Soal Latihan 1:
Jawablah pertanyaan berikut berdasarkan teks bacaan.
(a) Kota apa yang dipilih tokoh aku untuk melanjutkan pendidikan ke bangku kuliah?
(b) Di urutan nomor berapa nama tokoh aku berada di salah satu fakultas kampus itu?
(c) Dari mana Rosdiana Selano berasal menurut perkenalannya?

+++ Teks Bacaan +++

“Sebelumnya ku ucapkan selamat tahun baru 1
Muharram 1438 Hijriah, semoga kebaikan senantiasa bersama kita ditahun baru
ini, dengan semangat ibadah yang istiqamah, dengan rezeki yang berlimpah yang
wanginya beraroma barokah”.
Yuhuuu,
bertepatan dengan Tahun Baru Hijriah seorang sahabat meminta untuk menjadikanku
editor untuk tulisannya. Yaps..Alhamdulillah bisa memndapatkan kesempatan itu,
apalagi ini kisah nyata dan namaku kayaknya ada dalam kisah ini juga
deh.ckkckcckkcck
Ceritanya
keren Chyka, Yaps this is about You, about Your True Story and make me
compassion. So.. Mari membaca guys.
(Tika, Upi, Yusri, Dian, Ipha, Misli, Chyika)
(Written By Chyika)
Bermulai
dari cita-citaku melanjutkan pendidikan dari remaja SMA menuju pendidikan di
bangku kuliah, dan ku pilih Kota Parepare sebagai saksi terwujudnya cita-cita
itu sebuah kota kecil namun padat penduduk tempat kelahiran Bapak BJ. Habibie
dan tempat berdirinya tugu “Cinta Sejati Habibie Ainun”. Sebagai kota pilihan
jejak kaki seorang wanita kampung dimulai hingga akhirnya diterima di Universitas
Muhammadiyah Parepare.
Hari
pertama berstatus Mahasiswi di kampus Universitas Muhammadiyah Parepare, dengan
kesendirian tanpa satu orang pun yang ku kenali, wajah-wajah baru setiap detik ku temui dan
hampir disetiap waktuku di kampus ini menyambangi beberapa orang, namaku berada
di urutan 011 dari salah satu fakultas dikampus ini, di urutan 012 kujumpai
teman berkulit hitam hidung mancung mengulurkan tangan dan berkata “kenalkan
beta Rosdiana Selano, disapa Dian beta dari Ambon”, begitu ujarnya. Kemudian aku
memperkenalkan diriku, “Aku Riskayanti, teman biasanya mamanggilku chyka, nomor
hp kamu berapa?” tanyaku kepada beta wanita si kulit hitam dan berhidung
mancung itu dan kamipun saling bertukar nomor handphone. hari itu juga aku dan “Dian
Ambon” sapaku kepadanya mulai saling mengenal dan memulai keakraban, apalagi
kami dipersatukan dengan kelas yang sama disemester awal perkuliahan kami.

+++ Bahan Sumber +++

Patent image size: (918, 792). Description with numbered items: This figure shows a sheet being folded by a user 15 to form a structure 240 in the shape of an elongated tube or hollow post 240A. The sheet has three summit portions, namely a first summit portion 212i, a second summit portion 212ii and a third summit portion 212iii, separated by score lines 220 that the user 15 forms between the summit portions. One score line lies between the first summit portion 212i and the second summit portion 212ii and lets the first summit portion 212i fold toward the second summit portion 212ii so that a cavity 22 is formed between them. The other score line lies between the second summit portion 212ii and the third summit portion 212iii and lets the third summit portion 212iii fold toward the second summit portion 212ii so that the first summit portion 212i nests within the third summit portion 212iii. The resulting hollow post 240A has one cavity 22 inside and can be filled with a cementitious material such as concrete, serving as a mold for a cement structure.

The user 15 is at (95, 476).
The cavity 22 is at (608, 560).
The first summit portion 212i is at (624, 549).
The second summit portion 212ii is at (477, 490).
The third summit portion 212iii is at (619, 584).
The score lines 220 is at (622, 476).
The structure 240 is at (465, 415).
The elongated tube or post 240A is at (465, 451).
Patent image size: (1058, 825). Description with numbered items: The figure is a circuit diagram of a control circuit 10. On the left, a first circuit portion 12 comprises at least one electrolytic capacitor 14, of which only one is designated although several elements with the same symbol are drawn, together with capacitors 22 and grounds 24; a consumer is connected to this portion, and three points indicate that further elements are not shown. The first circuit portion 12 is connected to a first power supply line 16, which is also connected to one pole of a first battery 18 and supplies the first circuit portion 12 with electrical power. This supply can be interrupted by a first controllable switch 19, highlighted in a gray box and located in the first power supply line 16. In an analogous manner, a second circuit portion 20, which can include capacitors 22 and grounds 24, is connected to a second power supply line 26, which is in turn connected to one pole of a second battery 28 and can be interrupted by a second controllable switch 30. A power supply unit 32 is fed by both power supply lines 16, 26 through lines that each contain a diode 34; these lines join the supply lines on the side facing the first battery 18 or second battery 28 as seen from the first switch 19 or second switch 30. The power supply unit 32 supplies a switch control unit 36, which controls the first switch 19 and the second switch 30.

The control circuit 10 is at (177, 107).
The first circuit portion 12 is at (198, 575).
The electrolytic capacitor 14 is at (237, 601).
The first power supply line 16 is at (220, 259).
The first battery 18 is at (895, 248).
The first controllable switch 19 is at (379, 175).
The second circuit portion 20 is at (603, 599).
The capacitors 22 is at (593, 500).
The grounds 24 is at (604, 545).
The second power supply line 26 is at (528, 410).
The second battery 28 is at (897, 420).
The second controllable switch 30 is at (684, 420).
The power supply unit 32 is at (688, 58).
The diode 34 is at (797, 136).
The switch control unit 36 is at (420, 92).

+++

Soal Latihan 2: Sajikan dalam bentuk daftar bernomor bentangan baris data dari baris pertama sampai dengan baris yang memuat "The elongated tube", kedua ujungnya termasuk, tanpa baris kosong.

Hasil Akhir 1:
(a) Kota Parepare.
(b) Urutan 011.
(c) Dari Ambon.

Hasil Akhir 2:
1. Patent image size: (918, 792). Description with numbered items: This figure shows a sheet being folded by a user 15 to form a structure 240 in the shape of an elongated tube or hollow post 240A. The sheet has three summit portions, namely a first summit portion 212i, a second summit portion 212ii and a third summit portion 212iii, separated by score lines 220 that the user 15 forms between the summit portions. One score line lies between the first summit portion 212i and the second summit portion 212ii and lets the first summit portion 212i fold toward the second summit portion 212ii so that a cavity 22 is formed between them. The other score line lies between the second summit portion 212ii and the third summit portion 212iii and lets the third summit portion 212iii fold toward the second summit portion 212ii so that the first summit portion 212i nests within the third summit portion 212iii. The resulting hollow post 240A has one cavity 22 inside and can be filled with a cementitious material such as concrete, serving as a mold for a cement structure.
2. The user 15 is at (95, 476).
3. The cavity 22 is at (608, 560).
4. The first summit portion 212i is at (624, 549).
5. The second summit portion 212ii is at (477, 490).
6. The third summit portion 212iii is at (619, 584).
7. The score lines 220 is at (622, 476).
8. The structure 240 is at (465, 415).
9. The elongated tube or post 240A is at (465, 451).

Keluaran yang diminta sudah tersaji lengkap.